■ **Aim of the task**
Select the lines that hold the word "base" and copy each one.

■ **Supplied material**
-----
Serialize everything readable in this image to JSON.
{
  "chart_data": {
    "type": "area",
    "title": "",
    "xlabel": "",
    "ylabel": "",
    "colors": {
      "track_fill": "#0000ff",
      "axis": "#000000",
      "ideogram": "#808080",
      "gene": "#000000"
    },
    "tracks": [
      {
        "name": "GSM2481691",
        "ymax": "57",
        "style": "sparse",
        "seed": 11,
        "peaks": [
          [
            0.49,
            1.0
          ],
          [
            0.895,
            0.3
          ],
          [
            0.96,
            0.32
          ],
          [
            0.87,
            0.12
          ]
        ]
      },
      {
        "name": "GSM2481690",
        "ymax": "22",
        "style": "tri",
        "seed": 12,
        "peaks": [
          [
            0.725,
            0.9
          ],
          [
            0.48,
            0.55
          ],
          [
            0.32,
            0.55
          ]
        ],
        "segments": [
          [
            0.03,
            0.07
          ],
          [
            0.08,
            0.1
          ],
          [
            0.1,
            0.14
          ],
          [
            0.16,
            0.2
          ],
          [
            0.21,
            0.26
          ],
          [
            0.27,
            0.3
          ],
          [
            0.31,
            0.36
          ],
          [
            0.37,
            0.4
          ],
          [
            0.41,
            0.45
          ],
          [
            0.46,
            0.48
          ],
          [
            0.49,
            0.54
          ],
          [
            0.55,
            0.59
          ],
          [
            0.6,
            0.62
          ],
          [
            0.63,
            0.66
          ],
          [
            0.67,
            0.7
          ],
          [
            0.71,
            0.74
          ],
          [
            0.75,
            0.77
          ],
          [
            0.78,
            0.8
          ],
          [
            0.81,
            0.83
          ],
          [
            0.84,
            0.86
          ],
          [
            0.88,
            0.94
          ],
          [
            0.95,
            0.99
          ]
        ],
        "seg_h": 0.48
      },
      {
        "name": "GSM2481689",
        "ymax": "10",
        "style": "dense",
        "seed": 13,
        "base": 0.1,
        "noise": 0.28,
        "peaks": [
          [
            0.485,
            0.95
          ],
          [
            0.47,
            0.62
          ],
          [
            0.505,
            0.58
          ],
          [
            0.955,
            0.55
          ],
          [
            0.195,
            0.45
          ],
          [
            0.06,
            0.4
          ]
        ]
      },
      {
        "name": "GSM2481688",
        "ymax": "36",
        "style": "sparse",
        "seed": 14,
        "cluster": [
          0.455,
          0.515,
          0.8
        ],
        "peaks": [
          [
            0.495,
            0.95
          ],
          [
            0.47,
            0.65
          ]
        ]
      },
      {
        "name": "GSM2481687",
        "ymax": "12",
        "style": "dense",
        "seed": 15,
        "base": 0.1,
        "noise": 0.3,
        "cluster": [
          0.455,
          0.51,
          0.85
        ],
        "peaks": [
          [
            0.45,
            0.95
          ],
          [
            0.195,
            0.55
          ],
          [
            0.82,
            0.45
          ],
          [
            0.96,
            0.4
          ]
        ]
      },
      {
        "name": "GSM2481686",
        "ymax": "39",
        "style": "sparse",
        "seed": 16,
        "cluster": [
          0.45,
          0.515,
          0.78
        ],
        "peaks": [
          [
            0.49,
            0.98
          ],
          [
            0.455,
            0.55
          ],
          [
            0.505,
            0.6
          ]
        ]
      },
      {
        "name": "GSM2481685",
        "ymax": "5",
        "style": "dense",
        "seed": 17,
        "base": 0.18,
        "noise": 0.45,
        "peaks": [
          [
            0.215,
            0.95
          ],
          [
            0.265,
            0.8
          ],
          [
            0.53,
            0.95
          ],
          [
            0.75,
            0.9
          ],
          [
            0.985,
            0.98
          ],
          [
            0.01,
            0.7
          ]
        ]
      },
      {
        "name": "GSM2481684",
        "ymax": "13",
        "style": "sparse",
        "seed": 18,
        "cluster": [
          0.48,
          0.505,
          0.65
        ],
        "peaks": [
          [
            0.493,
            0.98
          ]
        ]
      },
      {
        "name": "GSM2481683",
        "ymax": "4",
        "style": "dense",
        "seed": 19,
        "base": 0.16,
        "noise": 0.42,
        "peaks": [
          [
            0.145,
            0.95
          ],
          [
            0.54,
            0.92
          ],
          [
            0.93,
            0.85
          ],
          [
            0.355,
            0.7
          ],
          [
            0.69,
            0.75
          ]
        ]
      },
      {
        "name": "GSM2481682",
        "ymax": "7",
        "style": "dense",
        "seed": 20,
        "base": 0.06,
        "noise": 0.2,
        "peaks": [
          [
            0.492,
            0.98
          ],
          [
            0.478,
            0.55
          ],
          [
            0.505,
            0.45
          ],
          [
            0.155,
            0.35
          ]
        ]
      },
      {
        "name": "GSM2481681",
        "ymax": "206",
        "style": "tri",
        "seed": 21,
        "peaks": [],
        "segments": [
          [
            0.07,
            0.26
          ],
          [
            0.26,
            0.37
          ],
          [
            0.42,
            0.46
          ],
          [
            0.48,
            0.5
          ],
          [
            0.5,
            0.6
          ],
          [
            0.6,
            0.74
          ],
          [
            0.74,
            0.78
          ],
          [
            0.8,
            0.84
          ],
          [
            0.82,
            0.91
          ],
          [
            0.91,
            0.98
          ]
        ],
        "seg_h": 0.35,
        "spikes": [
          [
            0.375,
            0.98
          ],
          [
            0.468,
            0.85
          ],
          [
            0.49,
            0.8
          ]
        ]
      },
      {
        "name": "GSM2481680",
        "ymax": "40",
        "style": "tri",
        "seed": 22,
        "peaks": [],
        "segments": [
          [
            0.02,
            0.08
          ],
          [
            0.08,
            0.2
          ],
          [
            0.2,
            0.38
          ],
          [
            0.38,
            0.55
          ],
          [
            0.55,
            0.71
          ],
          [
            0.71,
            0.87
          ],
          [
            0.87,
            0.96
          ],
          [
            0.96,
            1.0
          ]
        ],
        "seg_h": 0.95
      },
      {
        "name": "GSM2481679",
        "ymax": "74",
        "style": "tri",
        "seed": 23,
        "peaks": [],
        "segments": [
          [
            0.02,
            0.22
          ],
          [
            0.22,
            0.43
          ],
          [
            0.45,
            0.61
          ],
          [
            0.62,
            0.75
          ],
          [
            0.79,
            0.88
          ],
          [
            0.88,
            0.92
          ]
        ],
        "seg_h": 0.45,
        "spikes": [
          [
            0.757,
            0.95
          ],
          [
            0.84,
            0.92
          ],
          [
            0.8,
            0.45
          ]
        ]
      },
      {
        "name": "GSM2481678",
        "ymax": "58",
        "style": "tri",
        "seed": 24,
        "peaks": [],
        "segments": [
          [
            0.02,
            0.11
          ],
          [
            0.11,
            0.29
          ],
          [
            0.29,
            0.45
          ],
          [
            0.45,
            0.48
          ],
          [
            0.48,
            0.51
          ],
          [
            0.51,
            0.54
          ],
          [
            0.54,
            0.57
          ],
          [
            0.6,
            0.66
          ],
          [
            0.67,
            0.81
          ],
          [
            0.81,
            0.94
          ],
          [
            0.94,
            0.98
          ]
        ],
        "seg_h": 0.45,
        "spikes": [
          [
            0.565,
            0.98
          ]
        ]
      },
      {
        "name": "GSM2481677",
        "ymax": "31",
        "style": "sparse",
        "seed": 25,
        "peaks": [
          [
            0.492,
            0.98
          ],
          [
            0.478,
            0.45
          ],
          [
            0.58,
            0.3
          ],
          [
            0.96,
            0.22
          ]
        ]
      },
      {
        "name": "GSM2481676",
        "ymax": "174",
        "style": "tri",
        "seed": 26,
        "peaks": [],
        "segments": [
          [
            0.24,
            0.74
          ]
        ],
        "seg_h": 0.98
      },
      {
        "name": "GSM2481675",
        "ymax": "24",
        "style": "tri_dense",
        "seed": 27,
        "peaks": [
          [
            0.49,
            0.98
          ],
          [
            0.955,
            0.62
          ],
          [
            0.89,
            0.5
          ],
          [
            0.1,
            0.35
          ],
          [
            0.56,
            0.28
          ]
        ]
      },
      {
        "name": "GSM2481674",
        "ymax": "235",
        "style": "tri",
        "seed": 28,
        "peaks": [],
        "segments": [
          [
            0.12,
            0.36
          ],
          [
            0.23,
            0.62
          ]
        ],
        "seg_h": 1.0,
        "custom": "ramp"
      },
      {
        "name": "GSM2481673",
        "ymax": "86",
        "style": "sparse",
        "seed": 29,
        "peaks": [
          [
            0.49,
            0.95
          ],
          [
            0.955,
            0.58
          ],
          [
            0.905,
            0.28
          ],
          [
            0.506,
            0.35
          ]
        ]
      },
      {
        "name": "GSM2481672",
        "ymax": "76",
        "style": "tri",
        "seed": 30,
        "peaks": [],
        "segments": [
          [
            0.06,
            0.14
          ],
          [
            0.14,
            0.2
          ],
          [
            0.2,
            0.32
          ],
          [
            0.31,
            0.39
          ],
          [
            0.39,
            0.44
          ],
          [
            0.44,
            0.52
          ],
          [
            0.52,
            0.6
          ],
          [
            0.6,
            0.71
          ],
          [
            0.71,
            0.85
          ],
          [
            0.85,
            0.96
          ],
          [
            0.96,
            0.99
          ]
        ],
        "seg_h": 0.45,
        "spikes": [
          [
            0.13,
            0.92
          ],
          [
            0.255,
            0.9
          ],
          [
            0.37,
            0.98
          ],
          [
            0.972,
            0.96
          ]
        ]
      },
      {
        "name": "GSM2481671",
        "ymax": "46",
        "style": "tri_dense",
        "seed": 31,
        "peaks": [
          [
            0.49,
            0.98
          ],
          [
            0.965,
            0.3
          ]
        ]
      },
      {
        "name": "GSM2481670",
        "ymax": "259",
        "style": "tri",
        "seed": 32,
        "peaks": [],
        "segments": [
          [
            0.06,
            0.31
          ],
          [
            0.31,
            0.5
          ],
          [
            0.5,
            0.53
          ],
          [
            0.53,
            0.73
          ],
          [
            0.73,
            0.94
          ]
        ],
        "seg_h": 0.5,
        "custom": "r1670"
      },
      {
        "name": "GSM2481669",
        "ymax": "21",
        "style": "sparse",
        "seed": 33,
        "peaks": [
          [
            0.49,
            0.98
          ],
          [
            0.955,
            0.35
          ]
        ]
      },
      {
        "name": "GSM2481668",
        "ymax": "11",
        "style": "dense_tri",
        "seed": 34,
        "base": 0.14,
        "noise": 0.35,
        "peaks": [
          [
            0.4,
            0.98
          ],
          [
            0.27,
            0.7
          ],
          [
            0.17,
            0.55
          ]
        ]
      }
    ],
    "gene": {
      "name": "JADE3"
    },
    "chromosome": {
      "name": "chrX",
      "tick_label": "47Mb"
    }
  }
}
-----
■ **In response**
        "base": 0.1,
        "base": 0.1,
        "base": 0.18,
        "base": 0.16,
        "base": 0.06,
        "base": 0.14,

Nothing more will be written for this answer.